Start of ITEMS

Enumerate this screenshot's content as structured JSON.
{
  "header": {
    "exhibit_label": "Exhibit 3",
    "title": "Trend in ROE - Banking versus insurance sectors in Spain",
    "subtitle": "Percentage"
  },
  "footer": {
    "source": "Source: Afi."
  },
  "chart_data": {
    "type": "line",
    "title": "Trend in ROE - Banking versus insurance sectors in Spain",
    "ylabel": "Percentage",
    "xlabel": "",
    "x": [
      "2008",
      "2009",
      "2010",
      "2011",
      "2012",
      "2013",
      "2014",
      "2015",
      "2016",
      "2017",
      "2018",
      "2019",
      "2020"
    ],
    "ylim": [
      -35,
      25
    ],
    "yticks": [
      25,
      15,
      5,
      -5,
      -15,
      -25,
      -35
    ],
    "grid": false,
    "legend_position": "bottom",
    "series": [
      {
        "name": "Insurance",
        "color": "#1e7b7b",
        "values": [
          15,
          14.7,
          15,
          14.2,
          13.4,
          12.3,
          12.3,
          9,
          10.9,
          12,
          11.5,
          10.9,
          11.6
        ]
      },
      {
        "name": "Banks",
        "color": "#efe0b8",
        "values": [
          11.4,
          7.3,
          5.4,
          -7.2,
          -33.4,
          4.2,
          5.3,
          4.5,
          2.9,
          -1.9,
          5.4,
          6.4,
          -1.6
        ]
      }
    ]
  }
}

End of ITEMS

→ **SHORT EXERCISE**
Extract every record. Keep wording exact.

→ **TASK ANSWER**
Enumerate this screenshot's content as structured JSON.
{
  "header": {
    "exhibit_label": "Exhibit 3",
    "title": "Trend in ROE - Banking versus insurance sectors in Spain",
    "subtitle": "Percentage"
  },
  "footer": {
    "source": "Source: Afi."
  },
  "chart_data": {
    "type": "line",
    "title": "Trend in ROE - Banking versus insurance sectors in Spain",
    "ylabel": "Percentage",
    "xlabel": "",
    "x": [
      "2008",
      "2009",
      "2010",
      "2011",
      "2012",
      "2013",
      "2014",
      "2015",
      "2016",
      "2017",
      "2018",
      "2019",
      "2020"
    ],
    "ylim": [
      -35,
      25
    ],
    "yticks": [
      25,
      15,
      5,
      -5,
      -15,
      -25,
      -35
    ],
    "grid": false,
    "legend_position": "bottom",
    "series": [
      {
        "name": "Insurance",
        "color": "#1e7b7b",
        "values": [
          15,
          14.7,
          15,
          14.2,
          13.4,
          12.3,
          12.3,
          9,
          10.9,
          12,
          11.5,
          10.9,
          11.6
        ]
      },
      {
        "name": "Banks",
        "color": "#efe0b8",
        "values": [
          11.4,
          7.3,
          5.4,
          -7.2,
          -33.4,
          4.2,
          5.3,
          4.5,
          2.9,
          -1.9,
          5.4,
          6.4,
          -1.6
        ]
      }
    ]
  }
}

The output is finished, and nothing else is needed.